### Brief
Return all of the data exactly, with nothing left out but the pictures.

### Material provided
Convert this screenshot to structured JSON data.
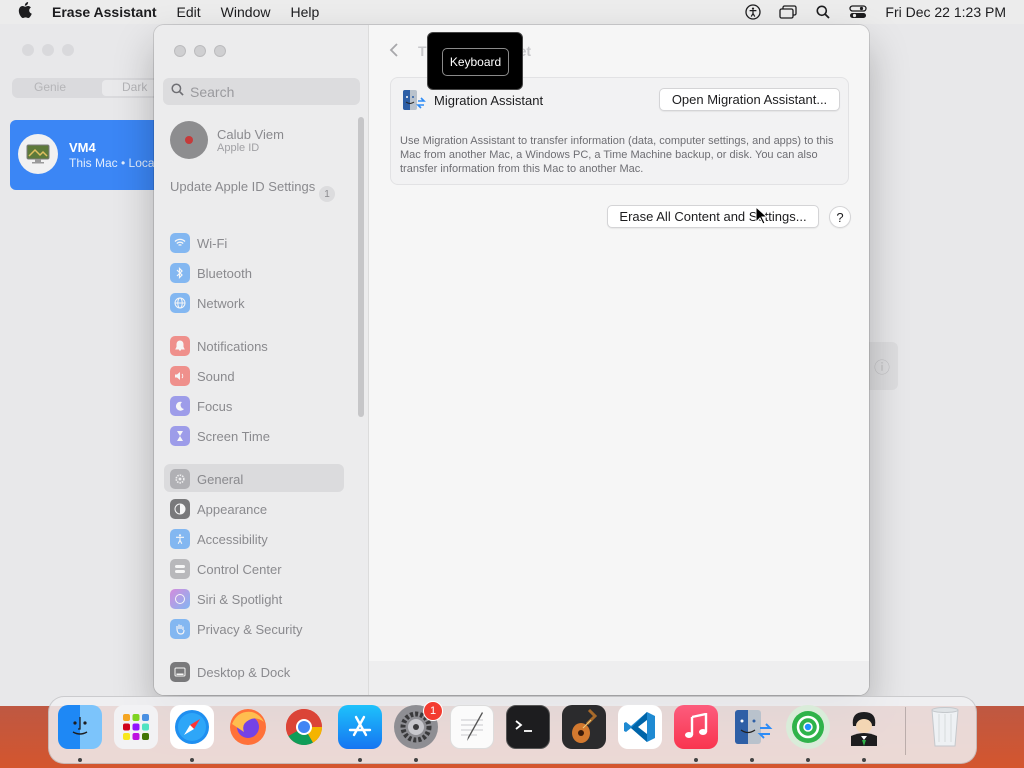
{
  "menubar": {
    "app_name": "Erase Assistant",
    "menus": [
      "Edit",
      "Window",
      "Help"
    ],
    "clock": "Fri Dec 22  1:23 PM",
    "icons": [
      "apple-icon",
      "accessibility-icon",
      "screen-mirroring-icon",
      "spotlight-search-icon",
      "control-center-icon"
    ]
  },
  "background_window": {
    "segments": [
      "Genie",
      "Dark"
    ],
    "vm_card": {
      "title": "VM4",
      "subtitle": "This Mac • Local"
    }
  },
  "sidebar": {
    "search_placeholder": "Search",
    "profile": {
      "name": "Calub Viem",
      "sub": "Apple ID"
    },
    "update": {
      "label": "Update Apple ID Settings",
      "badge": "1"
    },
    "items": [
      {
        "label": "Wi-Fi",
        "icon": "wifi-icon",
        "color": "#2e8cf6"
      },
      {
        "label": "Bluetooth",
        "icon": "bluetooth-icon",
        "color": "#2e8cf6"
      },
      {
        "label": "Network",
        "icon": "globe-icon",
        "color": "#2e8cf6"
      },
      {
        "label": "Notifications",
        "icon": "bell-icon",
        "color": "#f2453d"
      },
      {
        "label": "Sound",
        "icon": "speaker-icon",
        "color": "#f2453d"
      },
      {
        "label": "Focus",
        "icon": "moon-icon",
        "color": "#5e5ce6"
      },
      {
        "label": "Screen Time",
        "icon": "hourglass-icon",
        "color": "#5e5ce6"
      },
      {
        "label": "General",
        "icon": "gear-icon",
        "color": "#8e8e93",
        "selected": true
      },
      {
        "label": "Appearance",
        "icon": "appearance-icon",
        "color": "#1d1d1f"
      },
      {
        "label": "Accessibility",
        "icon": "accessibility-icon",
        "color": "#2e8cf6"
      },
      {
        "label": "Control Center",
        "icon": "control-center-icon",
        "color": "#8e8e93"
      },
      {
        "label": "Siri & Spotlight",
        "icon": "siri-icon",
        "color": "#c23ecf"
      },
      {
        "label": "Privacy & Security",
        "icon": "hand-icon",
        "color": "#2e8cf6"
      },
      {
        "label": "Desktop & Dock",
        "icon": "dock-icon",
        "color": "#1d1d1f"
      }
    ]
  },
  "content": {
    "title_visible_left": "T",
    "title_visible_right": "et",
    "migration": {
      "title": "Migration Assistant",
      "button": "Open Migration Assistant...",
      "description": "Use Migration Assistant to transfer information (data, computer settings, and apps) to this Mac from another Mac, a Windows PC, a Time Machine backup, or disk. You can also transfer information from this Mac to another Mac."
    },
    "erase_button": "Erase All Content and Settings...",
    "help_button": "?"
  },
  "keyboard_popup": {
    "label": "Keyboard"
  },
  "dock": {
    "apps": [
      "Finder",
      "Launchpad",
      "Safari",
      "Firefox",
      "Chrome",
      "App Store",
      "System Settings",
      "TextEdit",
      "Terminal",
      "GarageBand",
      "VS Code",
      "Music",
      "Migration Assistant",
      "Find My",
      "Bartender",
      "Trash"
    ],
    "settings_badge": "1"
  }
}
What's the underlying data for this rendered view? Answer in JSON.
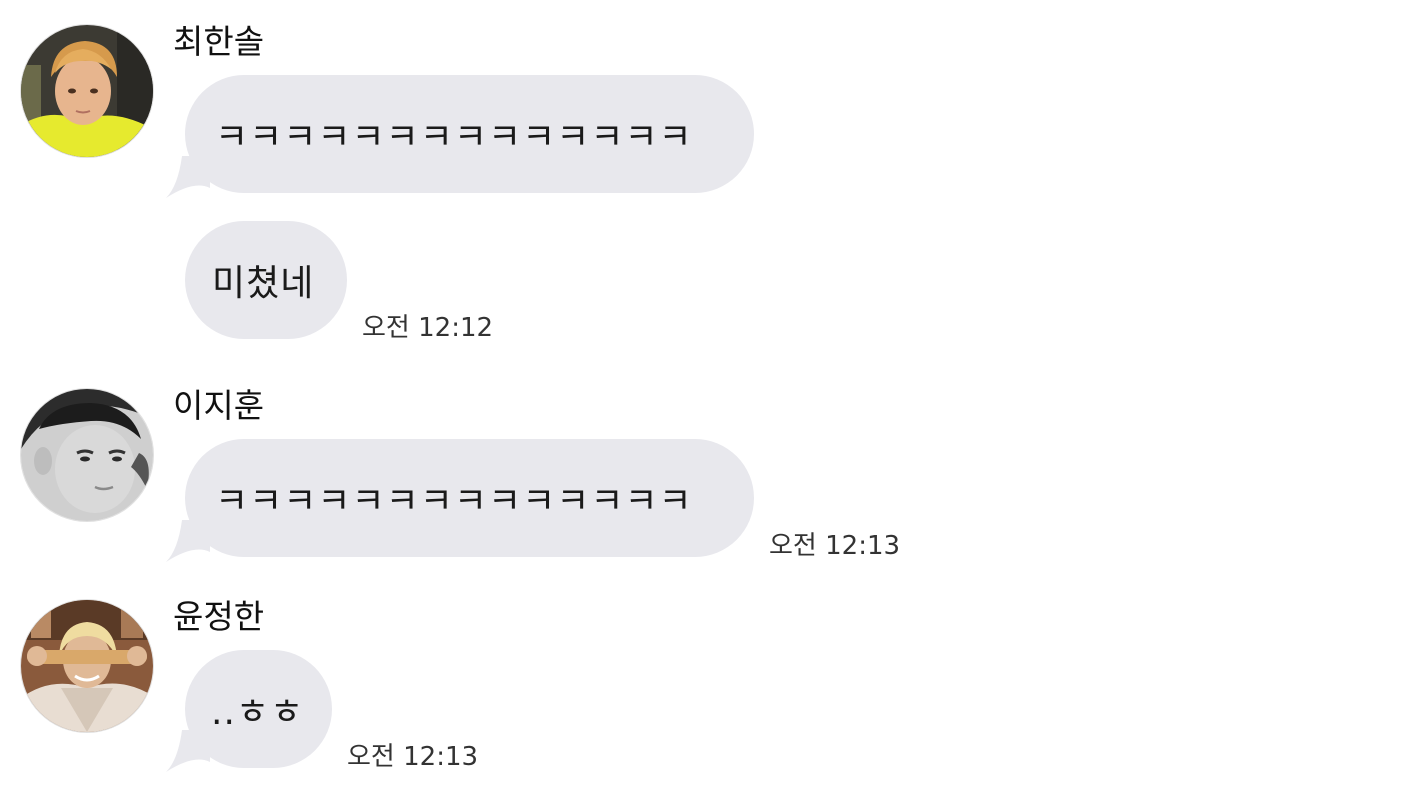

### Finished task
Convert this screenshot to structured JSON data.
{
  "menubar": {
    "app_name": "Erase Assistant",
    "menus": [
      "Edit",
      "Window",
      "Help"
    ],
    "clock": "Fri Dec 22  1:23 PM",
    "icons": [
      "apple-icon",
      "accessibility-icon",
      "screen-mirroring-icon",
      "spotlight-search-icon",
      "control-center-icon"
    ]
  },
  "background_window": {
    "segments": [
      "Genie",
      "Dark"
    ],
    "vm_card": {
      "title": "VM4",
      "subtitle": "This Mac • Local"
    }
  },
  "sidebar": {
    "search_placeholder": "Search",
    "profile": {
      "name": "Calub Viem",
      "sub": "Apple ID"
    },
    "update": {
      "label": "Update Apple ID Settings",
      "badge": "1"
    },
    "items": [
      {
        "label": "Wi-Fi",
        "icon": "wifi-icon",
        "color": "#2e8cf6"
      },
      {
        "label": "Bluetooth",
        "icon": "bluetooth-icon",
        "color": "#2e8cf6"
      },
      {
        "label": "Network",
        "icon": "globe-icon",
        "color": "#2e8cf6"
      },
      {
        "label": "Notifications",
        "icon": "bell-icon",
        "color": "#f2453d"
      },
      {
        "label": "Sound",
        "icon": "speaker-icon",
        "color": "#f2453d"
      },
      {
        "label": "Focus",
        "icon": "moon-icon",
        "color": "#5e5ce6"
      },
      {
        "label": "Screen Time",
        "icon": "hourglass-icon",
        "color": "#5e5ce6"
      },
      {
        "label": "General",
        "icon": "gear-icon",
        "color": "#8e8e93",
        "selected": true
      },
      {
        "label": "Appearance",
        "icon": "appearance-icon",
        "color": "#1d1d1f"
      },
      {
        "label": "Accessibility",
        "icon": "accessibility-icon",
        "color": "#2e8cf6"
      },
      {
        "label": "Control Center",
        "icon": "control-center-icon",
        "color": "#8e8e93"
      },
      {
        "label": "Siri & Spotlight",
        "icon": "siri-icon",
        "color": "#c23ecf"
      },
      {
        "label": "Privacy & Security",
        "icon": "hand-icon",
        "color": "#2e8cf6"
      },
      {
        "label": "Desktop & Dock",
        "icon": "dock-icon",
        "color": "#1d1d1f"
      }
    ]
  },
  "content": {
    "title_visible_left": "T",
    "title_visible_right": "et",
    "migration": {
      "title": "Migration Assistant",
      "button": "Open Migration Assistant...",
      "description": "Use Migration Assistant to transfer information (data, computer settings, and apps) to this Mac from another Mac, a Windows PC, a Time Machine backup, or disk. You can also transfer information from this Mac to another Mac."
    },
    "erase_button": "Erase All Content and Settings...",
    "help_button": "?"
  },
  "keyboard_popup": {
    "label": "Keyboard"
  },
  "dock": {
    "apps": [
      "Finder",
      "Launchpad",
      "Safari",
      "Firefox",
      "Chrome",
      "App Store",
      "System Settings",
      "TextEdit",
      "Terminal",
      "GarageBand",
      "VS Code",
      "Music",
      "Migration Assistant",
      "Find My",
      "Bartender",
      "Trash"
    ],
    "settings_badge": "1"
  }
}
What's the underlying data for this rendered view? Answer in JSON.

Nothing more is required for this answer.